[Saved data entries]
* BEGIN *

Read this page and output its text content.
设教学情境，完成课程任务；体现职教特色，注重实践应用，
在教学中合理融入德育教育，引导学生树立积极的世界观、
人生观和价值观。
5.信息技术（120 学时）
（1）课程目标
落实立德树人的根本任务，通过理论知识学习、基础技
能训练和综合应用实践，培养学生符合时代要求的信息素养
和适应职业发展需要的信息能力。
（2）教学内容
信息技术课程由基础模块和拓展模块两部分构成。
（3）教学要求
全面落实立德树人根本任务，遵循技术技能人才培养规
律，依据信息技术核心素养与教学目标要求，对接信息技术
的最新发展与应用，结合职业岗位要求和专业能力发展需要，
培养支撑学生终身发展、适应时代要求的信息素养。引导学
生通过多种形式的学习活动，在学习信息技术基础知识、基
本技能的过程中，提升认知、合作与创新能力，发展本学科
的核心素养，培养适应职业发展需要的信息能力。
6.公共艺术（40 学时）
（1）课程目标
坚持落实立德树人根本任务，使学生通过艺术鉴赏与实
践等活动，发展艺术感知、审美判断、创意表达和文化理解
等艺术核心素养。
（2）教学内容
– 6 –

* END *

-- Task description --
In this exercise, repeat all entries exactly.

-- Task answer --
Read this page and output its text content.
设教学情境，完成课程任务；体现职教特色，注重实践应用，
在教学中合理融入德育教育，引导学生树立积极的世界观、
人生观和价值观。
5.信息技术（120 学时）
（1）课程目标
落实立德树人的根本任务，通过理论知识学习、基础技
能训练和综合应用实践，培养学生符合时代要求的信息素养
和适应职业发展需要的信息能力。
（2）教学内容
信息技术课程由基础模块和拓展模块两部分构成。
（3）教学要求
全面落实立德树人根本任务，遵循技术技能人才培养规
律，依据信息技术核心素养与教学目标要求，对接信息技术
的最新发展与应用，结合职业岗位要求和专业能力发展需要，
培养支撑学生终身发展、适应时代要求的信息素养。引导学
生通过多种形式的学习活动，在学习信息技术基础知识、基
本技能的过程中，提升认知、合作与创新能力，发展本学科
的核心素养，培养适应职业发展需要的信息能力。
6.公共艺术（40 学时）
（1）课程目标
坚持落实立德树人根本任务，使学生通过艺术鉴赏与实
践等活动，发展艺术感知、审美判断、创意表达和文化理解
等艺术核心素养。
（2）教学内容
– 6 –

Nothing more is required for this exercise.